-- The data start --
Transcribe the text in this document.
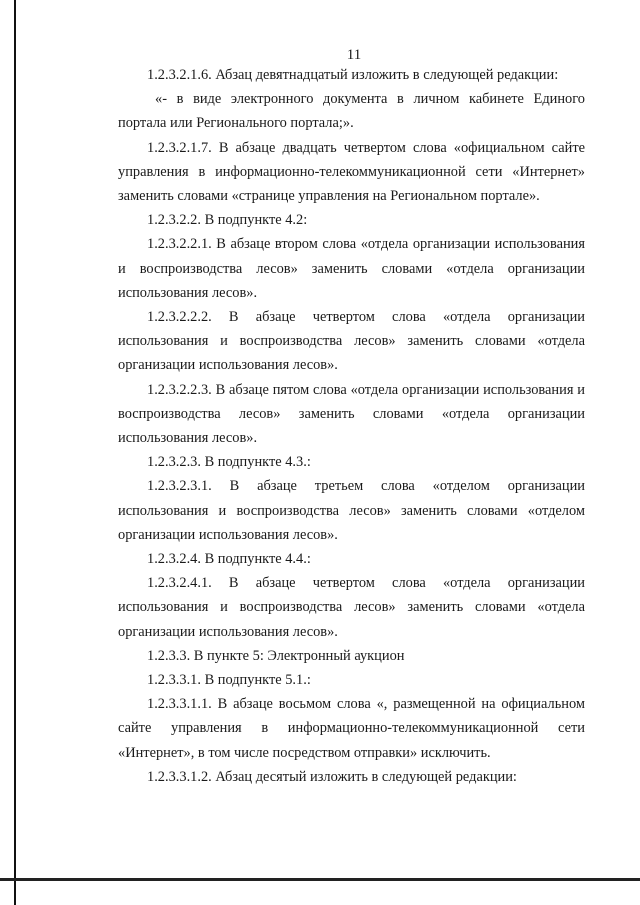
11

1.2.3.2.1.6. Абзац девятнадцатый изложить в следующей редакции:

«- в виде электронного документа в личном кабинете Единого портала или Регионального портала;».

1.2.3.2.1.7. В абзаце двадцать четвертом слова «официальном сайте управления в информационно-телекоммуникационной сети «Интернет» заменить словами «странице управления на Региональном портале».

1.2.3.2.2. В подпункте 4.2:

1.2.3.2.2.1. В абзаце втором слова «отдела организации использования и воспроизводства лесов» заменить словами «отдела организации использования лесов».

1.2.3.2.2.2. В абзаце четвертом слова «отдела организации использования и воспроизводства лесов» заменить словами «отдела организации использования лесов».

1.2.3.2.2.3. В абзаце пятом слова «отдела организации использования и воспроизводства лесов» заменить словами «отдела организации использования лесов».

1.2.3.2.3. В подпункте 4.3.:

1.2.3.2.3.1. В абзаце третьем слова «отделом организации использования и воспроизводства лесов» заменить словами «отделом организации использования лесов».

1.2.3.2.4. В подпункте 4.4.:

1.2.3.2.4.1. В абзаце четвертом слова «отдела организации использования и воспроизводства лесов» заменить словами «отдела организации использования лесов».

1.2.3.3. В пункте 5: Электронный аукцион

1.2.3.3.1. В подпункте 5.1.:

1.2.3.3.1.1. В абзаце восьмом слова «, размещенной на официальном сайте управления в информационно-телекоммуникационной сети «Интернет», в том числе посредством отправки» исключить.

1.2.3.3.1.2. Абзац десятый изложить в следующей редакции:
-- The data end --
-- The data start --
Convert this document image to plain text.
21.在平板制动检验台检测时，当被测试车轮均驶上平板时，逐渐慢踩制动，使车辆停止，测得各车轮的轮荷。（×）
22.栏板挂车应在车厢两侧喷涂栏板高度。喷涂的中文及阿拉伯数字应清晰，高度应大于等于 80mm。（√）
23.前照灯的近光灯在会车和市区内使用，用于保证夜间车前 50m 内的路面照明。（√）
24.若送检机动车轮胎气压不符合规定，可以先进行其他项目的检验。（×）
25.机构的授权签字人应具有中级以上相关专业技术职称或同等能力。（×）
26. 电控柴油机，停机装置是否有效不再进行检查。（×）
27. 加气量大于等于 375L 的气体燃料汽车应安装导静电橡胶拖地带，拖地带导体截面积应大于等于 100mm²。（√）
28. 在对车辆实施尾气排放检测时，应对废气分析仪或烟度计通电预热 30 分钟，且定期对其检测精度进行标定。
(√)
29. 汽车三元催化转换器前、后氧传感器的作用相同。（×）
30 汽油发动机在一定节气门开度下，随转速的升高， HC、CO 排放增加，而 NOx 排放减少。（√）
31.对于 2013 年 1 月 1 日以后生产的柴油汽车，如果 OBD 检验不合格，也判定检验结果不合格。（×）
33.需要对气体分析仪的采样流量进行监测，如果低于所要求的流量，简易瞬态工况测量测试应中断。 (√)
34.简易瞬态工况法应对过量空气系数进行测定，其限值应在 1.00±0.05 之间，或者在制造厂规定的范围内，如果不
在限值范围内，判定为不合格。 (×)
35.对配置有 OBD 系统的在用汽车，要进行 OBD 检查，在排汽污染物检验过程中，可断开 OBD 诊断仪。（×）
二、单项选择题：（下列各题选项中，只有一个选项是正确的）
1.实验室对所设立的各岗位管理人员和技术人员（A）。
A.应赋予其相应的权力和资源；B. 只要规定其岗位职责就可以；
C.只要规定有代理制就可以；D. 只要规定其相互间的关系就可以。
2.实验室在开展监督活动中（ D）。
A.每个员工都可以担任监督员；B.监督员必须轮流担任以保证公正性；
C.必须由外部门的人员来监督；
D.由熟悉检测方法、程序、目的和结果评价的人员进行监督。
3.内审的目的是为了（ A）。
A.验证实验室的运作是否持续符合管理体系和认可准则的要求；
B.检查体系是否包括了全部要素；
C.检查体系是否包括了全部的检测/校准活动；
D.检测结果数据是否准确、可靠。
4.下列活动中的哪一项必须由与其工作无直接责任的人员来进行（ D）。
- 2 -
-- The data end --
** Task goal **
From the entries above, pull out each line that includes "document".

** Expected answer **
Transcribe the text in this document.
Convert this document image to plain text.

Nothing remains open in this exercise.